## Exercise
How many lines of the items below contain the string "Text"? Case counts, and give only the number.

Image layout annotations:
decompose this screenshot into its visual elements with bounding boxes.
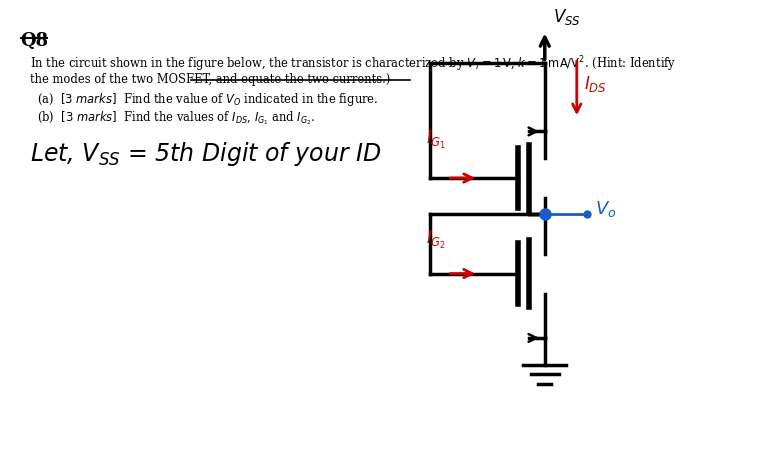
Text: $V_{SS}$: $V_{SS}$: [553, 7, 581, 27]
Text: $I_{DS}$: $I_{DS}$: [584, 74, 607, 94]
Text: In the circuit shown in the figure below, the transistor is characterized by $V_: In the circuit shown in the figure below…: [30, 54, 676, 74]
Text: (a)  $\it{[3\ marks]}$  Find the value of $V_O$ indicated in the figure.: (a) $\it{[3\ marks]}$ Find the value of …: [37, 90, 378, 108]
Text: $V_o$: $V_o$: [594, 199, 616, 219]
Text: Let, $V_{SS}$ = 5th Digit of your ID: Let, $V_{SS}$ = 5th Digit of your ID: [30, 140, 381, 168]
Text: (b)  $\it{[3\ marks]}$  Find the values of $I_{DS}$, $I_{G_1}$ and $I_{G_2}$.: (b) $\it{[3\ marks]}$ Find the values of…: [37, 109, 316, 127]
Text: the modes of the two MOSFET, and equate the two currents.): the modes of the two MOSFET, and equate …: [30, 73, 390, 86]
Text: Q8: Q8: [20, 31, 48, 49]
Text: $I_{G_1}$: $I_{G_1}$: [426, 129, 447, 151]
Text: $I_{G_2}$: $I_{G_2}$: [426, 229, 446, 251]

## Task response
11